**BRIEF**.
Print out every record exactly as it appears.

==========

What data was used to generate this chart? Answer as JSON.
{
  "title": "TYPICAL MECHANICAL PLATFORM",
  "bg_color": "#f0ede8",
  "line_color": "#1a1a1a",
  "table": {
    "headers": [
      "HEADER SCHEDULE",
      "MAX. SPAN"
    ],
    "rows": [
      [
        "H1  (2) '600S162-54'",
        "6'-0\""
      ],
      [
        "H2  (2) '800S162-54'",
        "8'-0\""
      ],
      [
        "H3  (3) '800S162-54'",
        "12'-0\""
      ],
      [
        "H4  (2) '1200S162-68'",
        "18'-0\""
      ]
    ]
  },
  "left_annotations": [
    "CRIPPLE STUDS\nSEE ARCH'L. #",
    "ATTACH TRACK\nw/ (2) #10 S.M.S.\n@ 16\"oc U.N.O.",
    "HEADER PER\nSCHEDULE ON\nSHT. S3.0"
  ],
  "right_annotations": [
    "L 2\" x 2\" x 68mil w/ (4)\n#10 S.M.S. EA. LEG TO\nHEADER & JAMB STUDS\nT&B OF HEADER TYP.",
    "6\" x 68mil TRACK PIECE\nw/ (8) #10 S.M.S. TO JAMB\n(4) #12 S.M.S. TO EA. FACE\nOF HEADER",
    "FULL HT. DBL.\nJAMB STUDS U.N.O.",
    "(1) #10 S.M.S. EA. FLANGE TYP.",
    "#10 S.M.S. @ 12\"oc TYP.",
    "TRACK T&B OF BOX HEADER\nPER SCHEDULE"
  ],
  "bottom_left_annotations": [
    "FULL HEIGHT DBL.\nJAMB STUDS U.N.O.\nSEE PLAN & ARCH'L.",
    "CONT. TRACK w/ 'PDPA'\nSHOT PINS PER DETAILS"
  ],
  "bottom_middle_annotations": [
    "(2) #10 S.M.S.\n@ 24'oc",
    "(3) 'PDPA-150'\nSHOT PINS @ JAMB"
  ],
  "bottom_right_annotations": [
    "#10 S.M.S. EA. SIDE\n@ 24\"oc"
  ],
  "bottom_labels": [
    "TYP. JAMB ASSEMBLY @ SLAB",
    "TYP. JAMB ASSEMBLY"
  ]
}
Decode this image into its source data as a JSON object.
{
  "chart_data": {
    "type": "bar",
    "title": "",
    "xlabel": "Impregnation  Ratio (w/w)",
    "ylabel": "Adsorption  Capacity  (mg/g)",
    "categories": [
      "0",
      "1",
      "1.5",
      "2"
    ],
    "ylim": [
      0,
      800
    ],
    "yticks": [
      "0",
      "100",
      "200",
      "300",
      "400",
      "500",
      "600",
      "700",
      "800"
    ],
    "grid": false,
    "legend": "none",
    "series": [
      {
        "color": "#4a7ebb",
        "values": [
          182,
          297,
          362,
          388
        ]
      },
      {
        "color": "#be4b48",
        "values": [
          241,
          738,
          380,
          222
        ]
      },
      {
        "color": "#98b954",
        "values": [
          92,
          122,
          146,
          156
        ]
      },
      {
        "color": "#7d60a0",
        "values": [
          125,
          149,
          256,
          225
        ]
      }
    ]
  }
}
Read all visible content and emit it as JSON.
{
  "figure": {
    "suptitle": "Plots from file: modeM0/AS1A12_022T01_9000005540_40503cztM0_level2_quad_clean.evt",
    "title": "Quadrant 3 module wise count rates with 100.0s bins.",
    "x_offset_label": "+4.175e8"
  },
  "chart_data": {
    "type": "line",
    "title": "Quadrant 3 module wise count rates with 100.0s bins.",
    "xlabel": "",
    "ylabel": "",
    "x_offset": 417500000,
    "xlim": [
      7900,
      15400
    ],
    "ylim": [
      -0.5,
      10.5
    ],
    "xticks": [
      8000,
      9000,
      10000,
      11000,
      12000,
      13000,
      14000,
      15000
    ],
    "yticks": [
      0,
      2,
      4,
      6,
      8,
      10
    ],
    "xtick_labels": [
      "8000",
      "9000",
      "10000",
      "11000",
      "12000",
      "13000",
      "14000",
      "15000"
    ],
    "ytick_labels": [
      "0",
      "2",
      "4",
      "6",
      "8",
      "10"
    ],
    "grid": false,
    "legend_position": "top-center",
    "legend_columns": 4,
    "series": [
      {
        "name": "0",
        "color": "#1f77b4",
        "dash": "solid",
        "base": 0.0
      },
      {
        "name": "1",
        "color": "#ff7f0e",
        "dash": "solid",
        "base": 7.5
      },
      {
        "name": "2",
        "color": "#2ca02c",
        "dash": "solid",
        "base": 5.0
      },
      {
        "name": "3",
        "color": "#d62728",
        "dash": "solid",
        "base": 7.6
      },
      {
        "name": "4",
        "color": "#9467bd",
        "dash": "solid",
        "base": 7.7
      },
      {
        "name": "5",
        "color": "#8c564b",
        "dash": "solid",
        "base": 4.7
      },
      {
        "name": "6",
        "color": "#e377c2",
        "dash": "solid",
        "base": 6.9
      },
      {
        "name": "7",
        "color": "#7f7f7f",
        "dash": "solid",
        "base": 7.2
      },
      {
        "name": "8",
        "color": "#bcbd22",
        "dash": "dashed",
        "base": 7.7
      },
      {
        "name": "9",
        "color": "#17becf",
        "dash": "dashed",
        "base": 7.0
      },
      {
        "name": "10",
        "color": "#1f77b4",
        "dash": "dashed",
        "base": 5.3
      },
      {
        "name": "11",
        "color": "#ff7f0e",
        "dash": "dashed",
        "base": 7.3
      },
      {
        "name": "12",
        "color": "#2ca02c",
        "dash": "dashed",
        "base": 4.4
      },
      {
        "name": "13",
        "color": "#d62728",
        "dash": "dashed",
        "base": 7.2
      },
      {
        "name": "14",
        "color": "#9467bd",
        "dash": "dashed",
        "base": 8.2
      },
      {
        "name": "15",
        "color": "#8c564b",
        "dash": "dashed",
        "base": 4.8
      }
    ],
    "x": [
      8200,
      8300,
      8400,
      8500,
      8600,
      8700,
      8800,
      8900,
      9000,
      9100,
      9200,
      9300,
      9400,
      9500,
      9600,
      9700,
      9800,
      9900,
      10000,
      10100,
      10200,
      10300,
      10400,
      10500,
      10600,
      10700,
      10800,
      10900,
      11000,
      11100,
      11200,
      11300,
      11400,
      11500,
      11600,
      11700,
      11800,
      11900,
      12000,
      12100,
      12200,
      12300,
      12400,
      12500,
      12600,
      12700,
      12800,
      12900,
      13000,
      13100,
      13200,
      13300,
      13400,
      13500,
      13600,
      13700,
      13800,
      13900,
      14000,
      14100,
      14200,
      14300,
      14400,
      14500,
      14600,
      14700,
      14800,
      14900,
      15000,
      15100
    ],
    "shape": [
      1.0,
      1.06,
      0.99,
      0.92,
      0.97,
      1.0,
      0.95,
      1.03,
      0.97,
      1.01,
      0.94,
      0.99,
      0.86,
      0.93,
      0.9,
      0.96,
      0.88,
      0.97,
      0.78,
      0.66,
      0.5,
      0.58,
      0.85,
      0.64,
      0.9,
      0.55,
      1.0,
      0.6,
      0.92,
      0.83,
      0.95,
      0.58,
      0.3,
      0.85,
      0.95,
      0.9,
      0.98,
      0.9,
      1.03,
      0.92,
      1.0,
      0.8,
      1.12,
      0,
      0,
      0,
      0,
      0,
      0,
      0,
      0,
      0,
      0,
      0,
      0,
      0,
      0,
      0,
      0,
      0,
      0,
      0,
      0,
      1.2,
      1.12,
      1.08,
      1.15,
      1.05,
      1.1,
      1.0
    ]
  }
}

==========

**WRITTEN RESPONSE**.
What data was used to generate this chart? Answer as JSON.
{
  "title": "TYPICAL MECHANICAL PLATFORM",
  "bg_color": "#f0ede8",
  "line_color": "#1a1a1a",
  "table": {
    "headers": [
      "HEADER SCHEDULE",
      "MAX. SPAN"
    ],
    "rows": [
      [
        "H1  (2) '600S162-54'",
        "6'-0\""
      ],
      [
        "H2  (2) '800S162-54'",
        "8'-0\""
      ],
      [
        "H3  (3) '800S162-54'",
        "12'-0\""
      ],
      [
        "H4  (2) '1200S162-68'",
        "18'-0\""
      ]
    ]
  },
  "left_annotations": [
    "CRIPPLE STUDS\nSEE ARCH'L. #",
    "ATTACH TRACK\nw/ (2) #10 S.M.S.\n@ 16\"oc U.N.O.",
    "HEADER PER\nSCHEDULE ON\nSHT. S3.0"
  ],
  "right_annotations": [
    "L 2\" x 2\" x 68mil w/ (4)\n#10 S.M.S. EA. LEG TO\nHEADER & JAMB STUDS\nT&B OF HEADER TYP.",
    "6\" x 68mil TRACK PIECE\nw/ (8) #10 S.M.S. TO JAMB\n(4) #12 S.M.S. TO EA. FACE\nOF HEADER",
    "FULL HT. DBL.\nJAMB STUDS U.N.O.",
    "(1) #10 S.M.S. EA. FLANGE TYP.",
    "#10 S.M.S. @ 12\"oc TYP.",
    "TRACK T&B OF BOX HEADER\nPER SCHEDULE"
  ],
  "bottom_left_annotations": [
    "FULL HEIGHT DBL.\nJAMB STUDS U.N.O.\nSEE PLAN & ARCH'L.",
    "CONT. TRACK w/ 'PDPA'\nSHOT PINS PER DETAILS"
  ],
  "bottom_middle_annotations": [
    "(2) #10 S.M.S.\n@ 24'oc",
    "(3) 'PDPA-150'\nSHOT PINS @ JAMB"
  ],
  "bottom_right_annotations": [
    "#10 S.M.S. EA. SIDE\n@ 24\"oc"
  ],
  "bottom_labels": [
    "TYP. JAMB ASSEMBLY @ SLAB",
    "TYP. JAMB ASSEMBLY"
  ]
}
Decode this image into its source data as a JSON object.
{
  "chart_data": {
    "type": "bar",
    "title": "",
    "xlabel": "Impregnation  Ratio (w/w)",
    "ylabel": "Adsorption  Capacity  (mg/g)",
    "categories": [
      "0",
      "1",
      "1.5",
      "2"
    ],
    "ylim": [
      0,
      800
    ],
    "yticks": [
      "0",
      "100",
      "200",
      "300",
      "400",
      "500",
      "600",
      "700",
      "800"
    ],
    "grid": false,
    "legend": "none",
    "series": [
      {
        "color": "#4a7ebb",
        "values": [
          182,
          297,
          362,
          388
        ]
      },
      {
        "color": "#be4b48",
        "values": [
          241,
          738,
          380,
          222
        ]
      },
      {
        "color": "#98b954",
        "values": [
          92,
          122,
          146,
          156
        ]
      },
      {
        "color": "#7d60a0",
        "values": [
          125,
          149,
          256,
          225
        ]
      }
    ]
  }
}
Read all visible content and emit it as JSON.
{
  "figure": {
    "suptitle": "Plots from file: modeM0/AS1A12_022T01_9000005540_40503cztM0_level2_quad_clean.evt",
    "title": "Quadrant 3 module wise count rates with 100.0s bins.",
    "x_offset_label": "+4.175e8"
  },
  "chart_data": {
    "type": "line",
    "title": "Quadrant 3 module wise count rates with 100.0s bins.",
    "xlabel": "",
    "ylabel": "",
    "x_offset": 417500000,
    "xlim": [
      7900,
      15400
    ],
    "ylim": [
      -0.5,
      10.5
    ],
    "xticks": [
      8000,
      9000,
      10000,
      11000,
      12000,
      13000,
      14000,
      15000
    ],
    "yticks": [
      0,
      2,
      4,
      6,
      8,
      10
    ],
    "xtick_labels": [
      "8000",
      "9000",
      "10000",
      "11000",
      "12000",
      "13000",
      "14000",
      "15000"
    ],
    "ytick_labels": [
      "0",
      "2",
      "4",
      "6",
      "8",
      "10"
    ],
    "grid": false,
    "legend_position": "top-center",
    "legend_columns": 4,
    "series": [
      {
        "name": "0",
        "color": "#1f77b4",
        "dash": "solid",
        "base": 0.0
      },
      {
        "name": "1",
        "color": "#ff7f0e",
        "dash": "solid",
        "base": 7.5
      },
      {
        "name": "2",
        "color": "#2ca02c",
        "dash": "solid",
        "base": 5.0
      },
      {
        "name": "3",
        "color": "#d62728",
        "dash": "solid",
        "base": 7.6
      },
      {
        "name": "4",
        "color": "#9467bd",
        "dash": "solid",
        "base": 7.7
      },
      {
        "name": "5",
        "color": "#8c564b",
        "dash": "solid",
        "base": 4.7
      },
      {
        "name": "6",
        "color": "#e377c2",
        "dash": "solid",
        "base": 6.9
      },
      {
        "name": "7",
        "color": "#7f7f7f",
        "dash": "solid",
        "base": 7.2
      },
      {
        "name": "8",
        "color": "#bcbd22",
        "dash": "dashed",
        "base": 7.7
      },
      {
        "name": "9",
        "color": "#17becf",
        "dash": "dashed",
        "base": 7.0
      },
      {
        "name": "10",
        "color": "#1f77b4",
        "dash": "dashed",
        "base": 5.3
      },
      {
        "name": "11",
        "color": "#ff7f0e",
        "dash": "dashed",
        "base": 7.3
      },
      {
        "name": "12",
        "color": "#2ca02c",
        "dash": "dashed",
        "base": 4.4
      },
      {
        "name": "13",
        "color": "#d62728",
        "dash": "dashed",
        "base": 7.2
      },
      {
        "name": "14",
        "color": "#9467bd",
        "dash": "dashed",
        "base": 8.2
      },
      {
        "name": "15",
        "color": "#8c564b",
        "dash": "dashed",
        "base": 4.8
      }
    ],
    "x": [
      8200,
      8300,
      8400,
      8500,
      8600,
      8700,
      8800,
      8900,
      9000,
      9100,
      9200,
      9300,
      9400,
      9500,
      9600,
      9700,
      9800,
      9900,
      10000,
      10100,
      10200,
      10300,
      10400,
      10500,
      10600,
      10700,
      10800,
      10900,
      11000,
      11100,
      11200,
      11300,
      11400,
      11500,
      11600,
      11700,
      11800,
      11900,
      12000,
      12100,
      12200,
      12300,
      12400,
      12500,
      12600,
      12700,
      12800,
      12900,
      13000,
      13100,
      13200,
      13300,
      13400,
      13500,
      13600,
      13700,
      13800,
      13900,
      14000,
      14100,
      14200,
      14300,
      14400,
      14500,
      14600,
      14700,
      14800,
      14900,
      15000,
      15100
    ],
    "shape": [
      1.0,
      1.06,
      0.99,
      0.92,
      0.97,
      1.0,
      0.95,
      1.03,
      0.97,
      1.01,
      0.94,
      0.99,
      0.86,
      0.93,
      0.9,
      0.96,
      0.88,
      0.97,
      0.78,
      0.66,
      0.5,
      0.58,
      0.85,
      0.64,
      0.9,
      0.55,
      1.0,
      0.6,
      0.92,
      0.83,
      0.95,
      0.58,
      0.3,
      0.85,
      0.95,
      0.9,
      0.98,
      0.9,
      1.03,
      0.92,
      1.0,
      0.8,
      1.12,
      0,
      0,
      0,
      0,
      0,
      0,
      0,
      0,
      0,
      0,
      0,
      0,
      0,
      0,
      0,
      0,
      0,
      0,
      0,
      0,
      1.2,
      1.12,
      1.08,
      1.15,
      1.05,
      1.1,
      1.0
    ]
  }
}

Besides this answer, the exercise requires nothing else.